• [AIM OF THE EXERCISE] From the listing, collect all lines containing the word "heart".

• [RECORDS SHOWN]
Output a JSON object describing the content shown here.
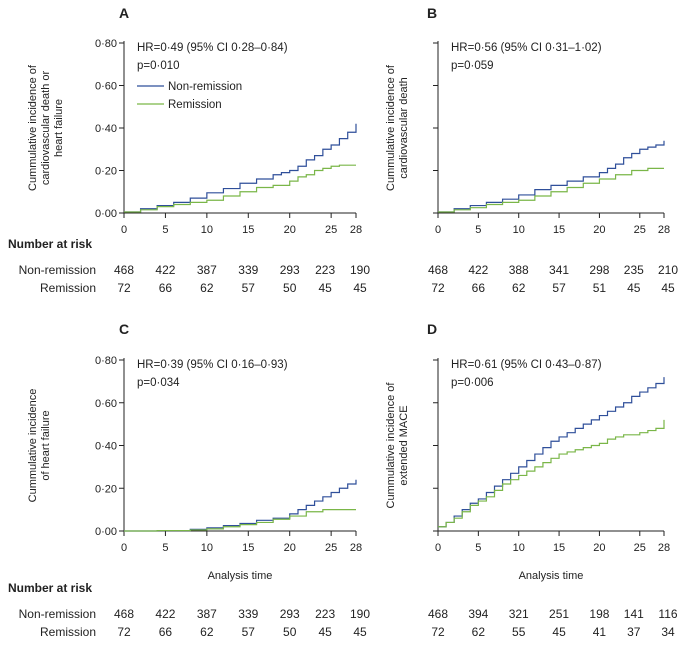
{
  "colors": {
    "non_remission": "#2f4f9a",
    "remission": "#7ab648",
    "axis": "#222222"
  },
  "risk_table": {
    "header": "Number at risk",
    "row_labels": [
      "Non-remission",
      "Remission"
    ]
  },
  "chart_data": [
    {
      "type": "line",
      "panel": "A",
      "title": "A",
      "ylabel": "Cummulative incidence of cardiovascular death or heart failure",
      "ylabel_lines": [
        "Cummulative incidence of",
        "cardiovascular death or",
        "heart failure"
      ],
      "xlabel": "",
      "xlim": [
        0,
        28
      ],
      "ylim": [
        0,
        0.8
      ],
      "xticks": [
        0,
        5,
        10,
        15,
        20,
        25,
        28
      ],
      "xtick_labels": [
        "0",
        "5",
        "10",
        "15",
        "20",
        "25",
        "28"
      ],
      "yticks": [
        0,
        0.2,
        0.4,
        0.6,
        0.8
      ],
      "ytick_labels": [
        "0·00",
        "0·20",
        "0·40",
        "0·60",
        "0·80"
      ],
      "annotations": [
        "HR=0·49 (95% CI 0·28–0·84)",
        "p=0·010"
      ],
      "legend": [
        "Non-remission",
        "Remission"
      ],
      "series": [
        {
          "name": "Non-remission",
          "x": [
            0,
            2,
            4,
            6,
            8,
            10,
            12,
            14,
            16,
            18,
            19,
            20,
            21,
            22,
            23,
            24,
            25,
            26,
            27,
            28
          ],
          "y": [
            0.005,
            0.02,
            0.035,
            0.05,
            0.07,
            0.095,
            0.115,
            0.14,
            0.16,
            0.18,
            0.19,
            0.2,
            0.22,
            0.25,
            0.27,
            0.3,
            0.32,
            0.35,
            0.38,
            0.42
          ]
        },
        {
          "name": "Remission",
          "x": [
            0,
            2,
            4,
            6,
            8,
            10,
            12,
            14,
            16,
            18,
            20,
            21,
            22,
            23,
            24,
            25,
            26,
            27,
            28
          ],
          "y": [
            0.005,
            0.015,
            0.03,
            0.04,
            0.05,
            0.06,
            0.08,
            0.1,
            0.12,
            0.13,
            0.15,
            0.17,
            0.18,
            0.2,
            0.21,
            0.22,
            0.225,
            0.225,
            0.225
          ]
        }
      ],
      "risk": {
        "times": [
          "0",
          "5",
          "10",
          "15",
          "20",
          "25",
          "28"
        ],
        "non_remission": [
          "468",
          "422",
          "387",
          "339",
          "293",
          "223",
          "190"
        ],
        "remission": [
          "72",
          "66",
          "62",
          "57",
          "50",
          "45",
          "45"
        ]
      }
    },
    {
      "type": "line",
      "panel": "B",
      "title": "B",
      "ylabel": "Cummulative incidence of cardiovascular death",
      "ylabel_lines": [
        "Cummulative incidence of",
        "cardiovascular death"
      ],
      "xlabel": "",
      "xlim": [
        0,
        28
      ],
      "ylim": [
        0,
        0.8
      ],
      "xticks": [
        0,
        5,
        10,
        15,
        20,
        25,
        28
      ],
      "xtick_labels": [
        "0",
        "5",
        "10",
        "15",
        "20",
        "25",
        "28"
      ],
      "yticks": [
        0,
        0.2,
        0.4,
        0.6,
        0.8
      ],
      "ytick_labels": [
        "",
        "",
        "",
        "",
        ""
      ],
      "annotations": [
        "HR=0·56 (95% CI 0·31–1·02)",
        "p=0·059"
      ],
      "legend": [],
      "series": [
        {
          "name": "Non-remission",
          "x": [
            0,
            2,
            4,
            6,
            8,
            10,
            12,
            14,
            16,
            18,
            20,
            21,
            22,
            23,
            24,
            25,
            26,
            27,
            28
          ],
          "y": [
            0.005,
            0.02,
            0.035,
            0.05,
            0.065,
            0.085,
            0.11,
            0.13,
            0.15,
            0.17,
            0.19,
            0.21,
            0.23,
            0.26,
            0.28,
            0.3,
            0.31,
            0.32,
            0.34
          ]
        },
        {
          "name": "Remission",
          "x": [
            0,
            2,
            4,
            6,
            8,
            10,
            12,
            14,
            16,
            18,
            20,
            22,
            24,
            26,
            28
          ],
          "y": [
            0.005,
            0.015,
            0.025,
            0.04,
            0.05,
            0.06,
            0.08,
            0.1,
            0.12,
            0.14,
            0.16,
            0.18,
            0.2,
            0.21,
            0.21
          ]
        }
      ],
      "risk": {
        "times": [
          "0",
          "5",
          "10",
          "15",
          "20",
          "25",
          "28"
        ],
        "non_remission": [
          "468",
          "422",
          "388",
          "341",
          "298",
          "235",
          "210"
        ],
        "remission": [
          "72",
          "66",
          "62",
          "57",
          "51",
          "45",
          "45"
        ]
      }
    },
    {
      "type": "line",
      "panel": "C",
      "title": "C",
      "ylabel": "Cummulative incidence of heart failure",
      "ylabel_lines": [
        "Cummulative incidence",
        "of heart failure"
      ],
      "xlabel": "Analysis time",
      "xlim": [
        0,
        28
      ],
      "ylim": [
        0,
        0.8
      ],
      "xticks": [
        0,
        5,
        10,
        15,
        20,
        25,
        28
      ],
      "xtick_labels": [
        "0",
        "5",
        "10",
        "15",
        "20",
        "25",
        "28"
      ],
      "yticks": [
        0,
        0.2,
        0.4,
        0.6,
        0.8
      ],
      "ytick_labels": [
        "0·00",
        "0·20",
        "0·40",
        "0·60",
        "0·80"
      ],
      "annotations": [
        "HR=0·39 (95% CI 0·16–0·93)",
        "p=0·034"
      ],
      "legend": [],
      "series": [
        {
          "name": "Non-remission",
          "x": [
            0,
            4,
            8,
            10,
            12,
            14,
            16,
            18,
            20,
            21,
            22,
            23,
            24,
            25,
            26,
            27,
            28
          ],
          "y": [
            0,
            0.002,
            0.008,
            0.015,
            0.025,
            0.035,
            0.05,
            0.06,
            0.08,
            0.1,
            0.12,
            0.14,
            0.16,
            0.18,
            0.2,
            0.22,
            0.24
          ]
        },
        {
          "name": "Remission",
          "x": [
            0,
            4,
            8,
            10,
            12,
            14,
            16,
            18,
            20,
            22,
            24,
            28
          ],
          "y": [
            0,
            0.002,
            0.005,
            0.01,
            0.02,
            0.03,
            0.04,
            0.055,
            0.07,
            0.09,
            0.1,
            0.1
          ]
        }
      ],
      "risk": {
        "times": [
          "0",
          "5",
          "10",
          "15",
          "20",
          "25",
          "28"
        ],
        "non_remission": [
          "468",
          "422",
          "387",
          "339",
          "293",
          "223",
          "190"
        ],
        "remission": [
          "72",
          "66",
          "62",
          "57",
          "50",
          "45",
          "45"
        ]
      }
    },
    {
      "type": "line",
      "panel": "D",
      "title": "D",
      "ylabel": "Cummulative incidence of extended MACE",
      "ylabel_lines": [
        "Cummulative incidence of",
        "extended MACE"
      ],
      "xlabel": "Analysis time",
      "xlim": [
        0,
        28
      ],
      "ylim": [
        0,
        0.8
      ],
      "xticks": [
        0,
        5,
        10,
        15,
        20,
        25,
        28
      ],
      "xtick_labels": [
        "0",
        "5",
        "10",
        "15",
        "20",
        "25",
        "28"
      ],
      "yticks": [
        0,
        0.2,
        0.4,
        0.6,
        0.8
      ],
      "ytick_labels": [
        "",
        "",
        "",
        "",
        ""
      ],
      "annotations": [
        "HR=0·61 (95% CI 0·43–0·87)",
        "p=0·006"
      ],
      "legend": [],
      "series": [
        {
          "name": "Non-remission",
          "x": [
            0,
            1,
            2,
            3,
            4,
            5,
            6,
            7,
            8,
            9,
            10,
            11,
            12,
            13,
            14,
            15,
            16,
            17,
            18,
            19,
            20,
            21,
            22,
            23,
            24,
            25,
            26,
            27,
            28
          ],
          "y": [
            0.02,
            0.04,
            0.07,
            0.1,
            0.13,
            0.15,
            0.18,
            0.21,
            0.24,
            0.27,
            0.3,
            0.33,
            0.36,
            0.39,
            0.42,
            0.44,
            0.46,
            0.48,
            0.5,
            0.52,
            0.54,
            0.56,
            0.58,
            0.6,
            0.63,
            0.65,
            0.67,
            0.69,
            0.72
          ]
        },
        {
          "name": "Remission",
          "x": [
            0,
            1,
            2,
            3,
            4,
            5,
            6,
            7,
            8,
            9,
            10,
            11,
            12,
            13,
            14,
            15,
            16,
            17,
            18,
            19,
            20,
            21,
            22,
            23,
            24,
            25,
            26,
            27,
            28
          ],
          "y": [
            0.02,
            0.04,
            0.06,
            0.09,
            0.12,
            0.14,
            0.16,
            0.19,
            0.22,
            0.24,
            0.26,
            0.28,
            0.3,
            0.32,
            0.34,
            0.36,
            0.37,
            0.38,
            0.39,
            0.4,
            0.41,
            0.43,
            0.44,
            0.45,
            0.45,
            0.46,
            0.47,
            0.48,
            0.52
          ]
        }
      ],
      "risk": {
        "times": [
          "0",
          "5",
          "10",
          "15",
          "20",
          "25",
          "28"
        ],
        "non_remission": [
          "468",
          "394",
          "321",
          "251",
          "198",
          "141",
          "116"
        ],
        "remission": [
          "72",
          "62",
          "55",
          "45",
          "41",
          "37",
          "34"
        ]
      }
    }
  ]
}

• [FINISHED EXERCISE]
      "ylabel": "Cummulative incidence of cardiovascular death or heart failure",
        "heart failure"
      "ylabel": "Cummulative incidence of heart failure",
        "of heart failure"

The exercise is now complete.